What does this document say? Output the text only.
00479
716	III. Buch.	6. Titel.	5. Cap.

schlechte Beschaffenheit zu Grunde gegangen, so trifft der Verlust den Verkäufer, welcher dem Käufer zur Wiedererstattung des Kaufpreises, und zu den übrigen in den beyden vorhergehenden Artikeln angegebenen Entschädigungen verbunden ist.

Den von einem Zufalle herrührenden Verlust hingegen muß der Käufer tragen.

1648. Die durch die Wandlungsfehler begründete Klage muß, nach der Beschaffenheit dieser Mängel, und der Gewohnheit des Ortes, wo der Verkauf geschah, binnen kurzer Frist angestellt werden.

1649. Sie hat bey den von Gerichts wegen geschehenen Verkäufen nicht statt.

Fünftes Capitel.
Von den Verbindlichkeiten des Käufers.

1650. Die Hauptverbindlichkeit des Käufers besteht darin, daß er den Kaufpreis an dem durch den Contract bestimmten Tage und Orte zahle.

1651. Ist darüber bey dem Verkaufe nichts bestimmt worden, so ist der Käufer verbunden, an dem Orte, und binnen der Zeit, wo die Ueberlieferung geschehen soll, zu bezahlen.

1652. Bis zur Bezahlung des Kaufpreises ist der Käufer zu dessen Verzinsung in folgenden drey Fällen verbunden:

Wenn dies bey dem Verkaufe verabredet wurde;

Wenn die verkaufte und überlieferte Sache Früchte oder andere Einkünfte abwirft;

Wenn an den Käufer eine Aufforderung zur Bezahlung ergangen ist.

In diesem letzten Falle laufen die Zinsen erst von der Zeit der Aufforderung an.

■ **WRITTEN REQUEST**: Copy every line of the records above that contains "Bezahlung".

■ **EXERCISE SOLUTION**:
1652. Bis zur Bezahlung des Kaufpreises ist der Käufer zu dessen Verzinsung in folgenden drey Fällen verbunden:
Wenn an den Käufer eine Aufforderung zur Bezahlung ergangen ist.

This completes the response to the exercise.